Excerpt from a dataset:
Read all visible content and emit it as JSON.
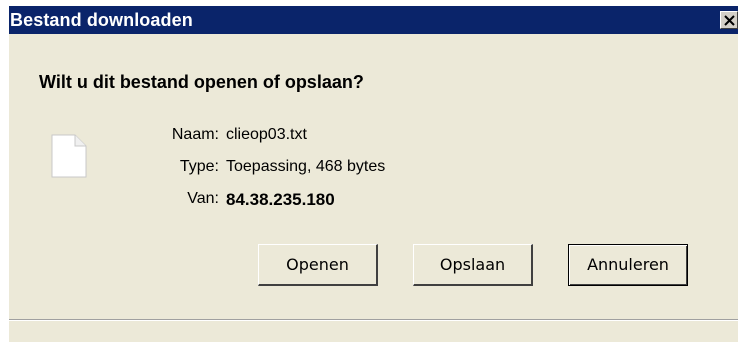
{
  "window": {
    "title": "Bestand downloaden"
  },
  "dialog": {
    "question": "Wilt u dit bestand openen of opslaan?",
    "file_icon": "text-file-icon",
    "rows": [
      {
        "label": "Naam:",
        "value": "clieop03.txt"
      },
      {
        "label": "Type:",
        "value": "Toepassing, 468 bytes"
      },
      {
        "label": "Van:",
        "value": "84.38.235.180"
      }
    ]
  },
  "buttons": {
    "open_label": "Openen",
    "save_label": "Opslaan",
    "cancel_label": "Annuleren"
  },
  "colors": {
    "titlebar": "#0a246a",
    "dialog_bg": "#ece9d8"
  }
}
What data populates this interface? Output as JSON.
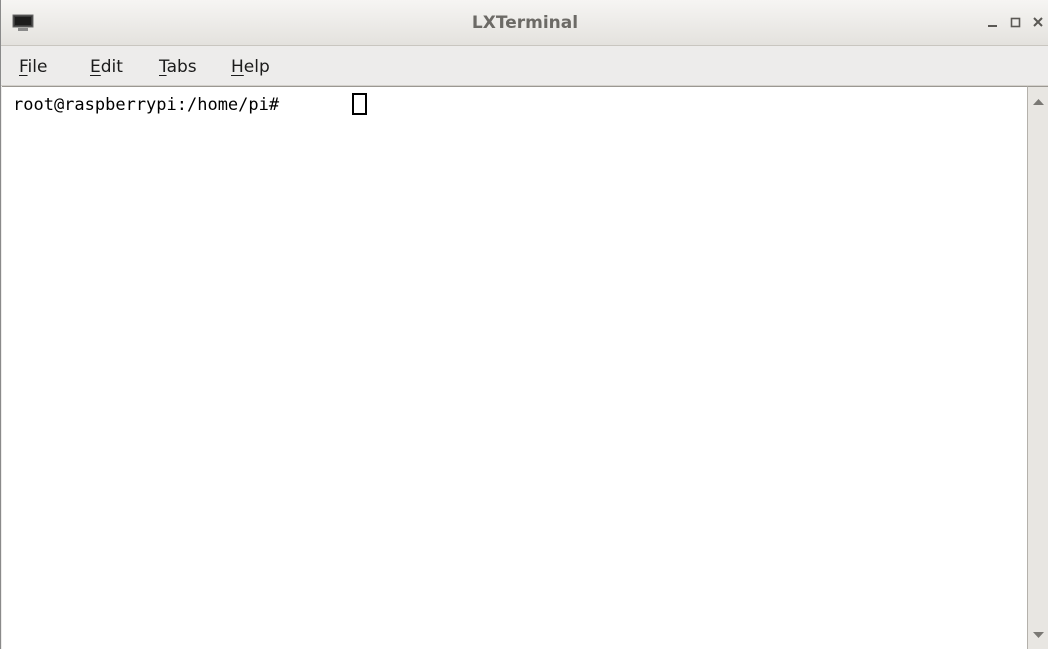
{
  "window": {
    "title": "LXTerminal",
    "icon": "terminal-icon"
  },
  "window_controls": {
    "minimize_icon": "minimize-icon",
    "maximize_icon": "maximize-icon",
    "close_icon": "close-icon"
  },
  "menubar": {
    "items": [
      {
        "mnemonic": "F",
        "rest": "ile"
      },
      {
        "mnemonic": "E",
        "rest": "dit"
      },
      {
        "mnemonic": "T",
        "rest": "abs"
      },
      {
        "mnemonic": "H",
        "rest": "elp"
      }
    ]
  },
  "terminal": {
    "prompt": "root@raspberrypi:/home/pi# ",
    "input_value": ""
  },
  "scrollbar": {
    "up_icon": "scroll-up-arrow-icon",
    "down_icon": "scroll-down-arrow-icon"
  },
  "colors": {
    "terminal_background": "#ffffff",
    "terminal_foreground": "#000000",
    "chrome": "#edeceb"
  }
}
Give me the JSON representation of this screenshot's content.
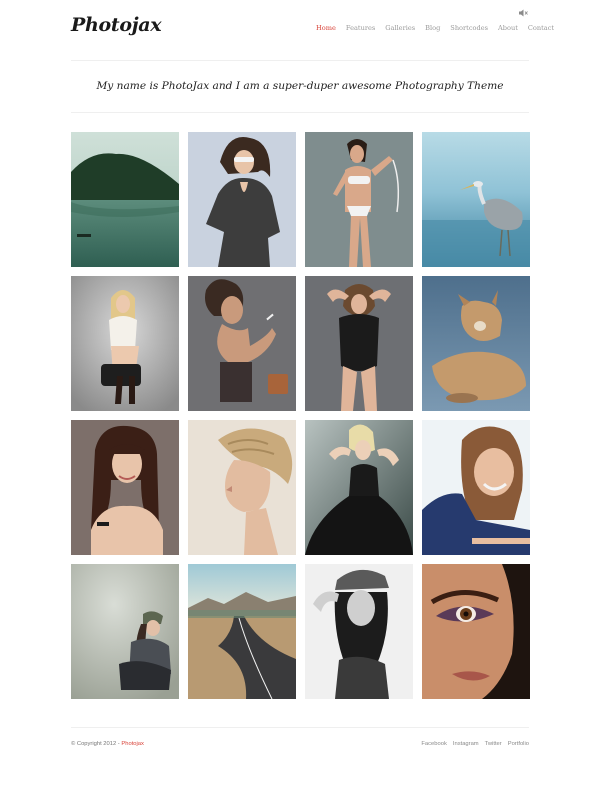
{
  "header": {
    "logo": "Photojax",
    "nav": [
      "Home",
      "Features",
      "Galleries",
      "Blog",
      "Shortcodes",
      "About",
      "Contact"
    ]
  },
  "tagline": "My name is PhotoJax and I am a super-duper awesome Photography Theme",
  "gallery": {
    "photos": [
      "lake-landscape",
      "woman-sunglasses-dark-dress",
      "woman-white-bikini",
      "heron-in-water",
      "blonde-woman-seated",
      "woman-with-cigarette",
      "woman-black-bodysuit",
      "cougar-lying",
      "brunette-woman-bangs",
      "woman-braided-hair-profile",
      "blonde-woman-black-gown",
      "smiling-woman-navy-top",
      "woman-sitting-cap",
      "desert-road",
      "woman-grey-cap-bw",
      "eye-makeup-closeup"
    ]
  },
  "footer": {
    "copyright": "© Copyright 2012 -",
    "brand": "Photojax",
    "links": [
      "Facebook",
      "Instagram",
      "Twitter",
      "Portfolio"
    ]
  }
}
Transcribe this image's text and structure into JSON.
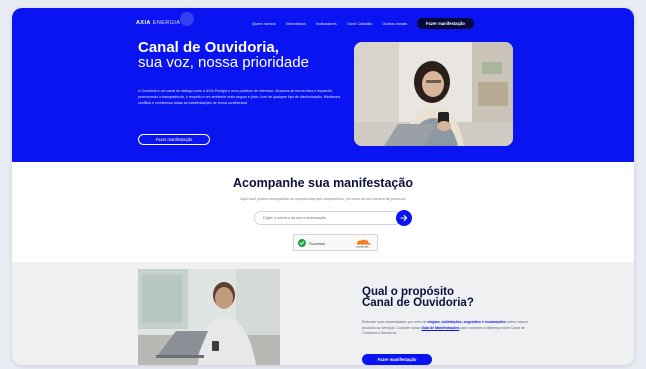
{
  "hero": {
    "logo_bold": "AXIA",
    "logo_light": "ENERGIA",
    "nav": [
      "Quem somos",
      "Normativos",
      "Indicadores",
      "Ouvir Cidadão",
      "Outros canais"
    ],
    "nav_cta": "Fazer manifestação",
    "title_bold": "Canal de Ouvidoria",
    "title_punct": ",",
    "subtitle": "sua voz, nossa prioridade",
    "description": "A Ouvidoria é um canal de diálogo entre a AXIA Energia e seus públicos de interesse. Atuamos de forma ética e imparcial, promovendo a transparência, o respeito e um ambiente mais seguro e justo, livre de qualquer tipo de discriminação. Mediamos conflitos e recebemos todas as manifestações de forma confidencial.",
    "button": "Fazer manifestação"
  },
  "tracking": {
    "title_bold": "Acompanhe",
    "title_rest": " sua manifestação",
    "description": "Aqui você poderá acompanhar as experiências que compartilhou, por meio do seu número de protocolo",
    "input_placeholder": "Digite o número da sua manifestação",
    "captcha_label": "Success!",
    "captcha_brand": "CLOUDFLARE"
  },
  "purpose": {
    "title_line1": "Qual o propósito",
    "title_line2": "Canal de Ouvidoria",
    "title_punct": "?",
    "desc_1": "Entender suas necessidades por meio de ",
    "desc_2": "elogios, solicitações, sugestões e reclamações",
    "desc_3": " sobre nossos produtos ou serviços. Consulte nosso ",
    "desc_4": "Guia de Manifestações",
    "desc_5": " para conhecer a diferença entre Canal de Ouvidoria e Denúncia.",
    "button": "Fazer manifestação"
  },
  "colors": {
    "brand_blue": "#0a14f0",
    "dark_navy": "#050a3a",
    "success_green": "#1ea446"
  }
}
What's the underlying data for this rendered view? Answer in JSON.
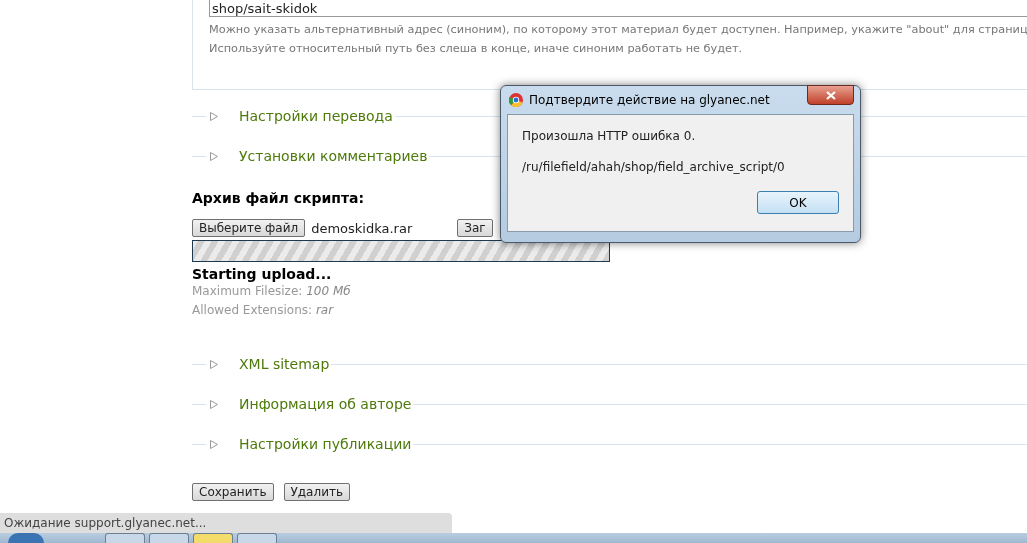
{
  "alias_field": {
    "value": "shop/sait-skidok"
  },
  "alias_help": [
    "Можно указать альтернативный адрес (синоним), по которому этот материал будет доступен. Например, укажите \"about\" для страниц",
    "Используйте относительный путь без слеша в конце, иначе синоним работать не будет."
  ],
  "sections_top": [
    {
      "label": "Настройки перевода",
      "expanded": false
    },
    {
      "label": "Установки комментариев",
      "expanded": false
    }
  ],
  "upload": {
    "heading": "Архив файл скрипта:",
    "choose_button": "Выберите файл",
    "file_name": "demoskidka.rar",
    "upload_button": "Заг",
    "level": 1,
    "status": "Starting upload...",
    "max_size_label": "Maximum Filesize:",
    "max_size": "100 Мб",
    "extensions_label": "Allowed Extensions:",
    "extensions": "rar"
  },
  "sections_bottom": [
    {
      "label": "XML sitemap",
      "expanded": false
    },
    {
      "label": "Информация об авторе",
      "expanded": false
    },
    {
      "label": "Настройки публикации",
      "expanded": false
    }
  ],
  "buttons": [
    "Сохранить",
    "Удалить"
  ],
  "status_bar": "Ожидание support.glyanec.net...",
  "dialog": {
    "title": "Подтвердите действие на glyanec.net",
    "message": "Произошла HTTP ошибка 0.",
    "path": "/ru/filefield/ahah/shop/field_archive_script/0",
    "ok": "OK"
  }
}
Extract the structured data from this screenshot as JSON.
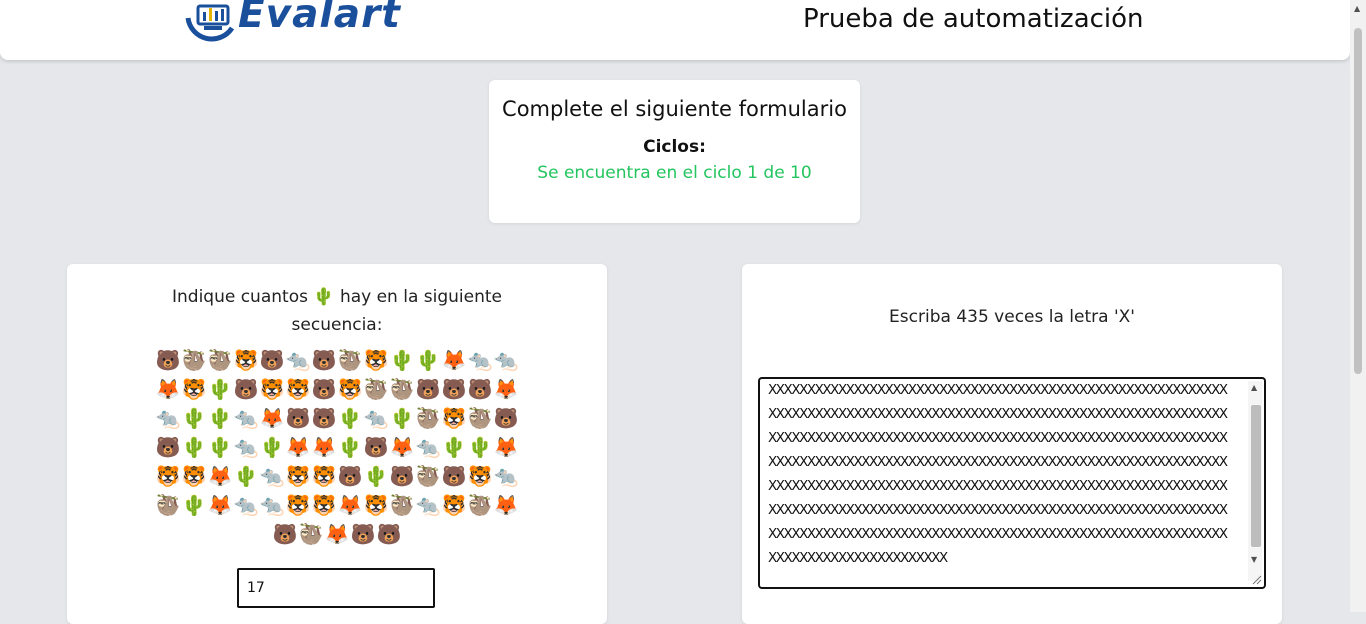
{
  "header": {
    "brand": "Evalart",
    "title": "Prueba de automatización"
  },
  "cycle": {
    "title": "Complete el siguiente formulario",
    "label": "Ciclos:",
    "status": "Se encuentra en el ciclo 1 de 10",
    "status_color": "#22c55e"
  },
  "question": {
    "prefix": "Indique cuantos",
    "icon": "🌵",
    "suffix": "hay en la siguiente secuencia:",
    "sequence": [
      "🐻",
      "🦥",
      "🦥",
      "🐯",
      "🐻",
      "🐀",
      "🐻",
      "🦥",
      "🐯",
      "🌵",
      "🌵",
      "🦊",
      "🐀",
      "🐀",
      "🦊",
      "🐯",
      "🌵",
      "🐻",
      "🐯",
      "🐯",
      "🐻",
      "🐯",
      "🦥",
      "🦥",
      "🐻",
      "🐻",
      "🐻",
      "🦊",
      "🐀",
      "🌵",
      "🌵",
      "🐀",
      "🦊",
      "🐻",
      "🐻",
      "🌵",
      "🐀",
      "🌵",
      "🦥",
      "🐯",
      "🦥",
      "🐻",
      "🐻",
      "🌵",
      "🌵",
      "🐀",
      "🌵",
      "🦊",
      "🦊",
      "🌵",
      "🐻",
      "🦊",
      "🐀",
      "🌵",
      "🌵",
      "🦊",
      "🐯",
      "🐯",
      "🦊",
      "🌵",
      "🐀",
      "🐯",
      "🐯",
      "🐻",
      "🌵",
      "🐻",
      "🦥",
      "🐻",
      "🐯",
      "🐀",
      "🦥",
      "🌵",
      "🦊",
      "🐀",
      "🐀",
      "🐯",
      "🐯",
      "🦊",
      "🐯",
      "🦥",
      "🐀",
      "🐯",
      "🦥",
      "🦊",
      "🐻",
      "🦥",
      "🦊",
      "🐻",
      "🐻"
    ],
    "answer_value": "17"
  },
  "textarea": {
    "instruction": "Escriba 435 veces la letra 'X'",
    "value": "XXXXXXXXXXXXXXXXXXXXXXXXXXXXXXXXXXXXXXXXXXXXXXXXXXXXXXXXXXXXXXXXXXXXXXXXXXXXXXXXXXXXXXXXXXXXXXXXXXXXXXXXXXXXXXXXXXXXXXXXXXXXXXXXXXXXXXXXXXXXXXXXXXXXXXXXXXXXXXXXXXXXXXXXXXXXXXXXXXXXXXXXXXXXXXXXXXXXXXXXXXXXXXXXXXXXXXXXXXXXXXXXXXXXXXXXXXXXXXXXXXXXXXXXXXXXXXXXXXXXXXXXXXXXXXXXXXXXXXXXXXXXXXXXXXXXXXXXXXXXXXXXXXXXXXXXXXXXXXXXXXXXXXXXXXXXXXXXXXXXXXXXXXXXXXXXXXXXXXXXXXXXXXXXXXXXXXXXXXXXXXXXXXXXXXXXXXXXXXXXXXXXXXXXXXXXXXXXXXXXXXXXXXXXXXXXXXXX"
  }
}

■ **What you will do**
Among the lines of the records above, count those holding the string "black", and report only the number.

■ **Response to this task**
2